**EXERCISE TASK**
Say only how many lines contain the word "行政审批中心".

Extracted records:
-- Begin --

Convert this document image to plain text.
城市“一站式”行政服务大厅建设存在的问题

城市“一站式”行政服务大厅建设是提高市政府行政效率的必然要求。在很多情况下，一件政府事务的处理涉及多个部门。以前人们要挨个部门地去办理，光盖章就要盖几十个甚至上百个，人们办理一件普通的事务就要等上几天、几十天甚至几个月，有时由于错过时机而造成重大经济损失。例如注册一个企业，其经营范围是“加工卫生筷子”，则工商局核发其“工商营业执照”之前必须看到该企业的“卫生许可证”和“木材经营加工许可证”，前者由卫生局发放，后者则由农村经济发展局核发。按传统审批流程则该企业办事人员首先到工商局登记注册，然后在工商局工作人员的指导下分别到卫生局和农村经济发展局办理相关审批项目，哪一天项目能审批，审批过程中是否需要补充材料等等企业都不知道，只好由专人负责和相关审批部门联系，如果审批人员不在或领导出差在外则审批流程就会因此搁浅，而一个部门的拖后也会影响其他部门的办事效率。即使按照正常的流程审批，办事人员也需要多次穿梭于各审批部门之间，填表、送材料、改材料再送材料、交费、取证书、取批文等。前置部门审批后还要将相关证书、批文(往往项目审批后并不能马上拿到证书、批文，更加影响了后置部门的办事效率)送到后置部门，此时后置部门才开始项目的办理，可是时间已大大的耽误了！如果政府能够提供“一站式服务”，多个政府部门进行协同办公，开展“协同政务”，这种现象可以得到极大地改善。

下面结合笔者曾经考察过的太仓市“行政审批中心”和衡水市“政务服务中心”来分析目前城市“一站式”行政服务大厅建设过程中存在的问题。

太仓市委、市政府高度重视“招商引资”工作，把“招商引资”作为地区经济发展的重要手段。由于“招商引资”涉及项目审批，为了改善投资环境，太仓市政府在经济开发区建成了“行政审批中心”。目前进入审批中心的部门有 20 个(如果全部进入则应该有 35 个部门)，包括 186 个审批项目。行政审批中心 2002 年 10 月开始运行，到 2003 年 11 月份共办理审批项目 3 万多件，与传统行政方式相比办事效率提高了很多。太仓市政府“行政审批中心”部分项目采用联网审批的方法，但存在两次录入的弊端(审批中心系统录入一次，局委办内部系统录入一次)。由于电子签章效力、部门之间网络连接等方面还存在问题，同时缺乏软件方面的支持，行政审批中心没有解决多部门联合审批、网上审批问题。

-- End --

**FINAL RESULT**
2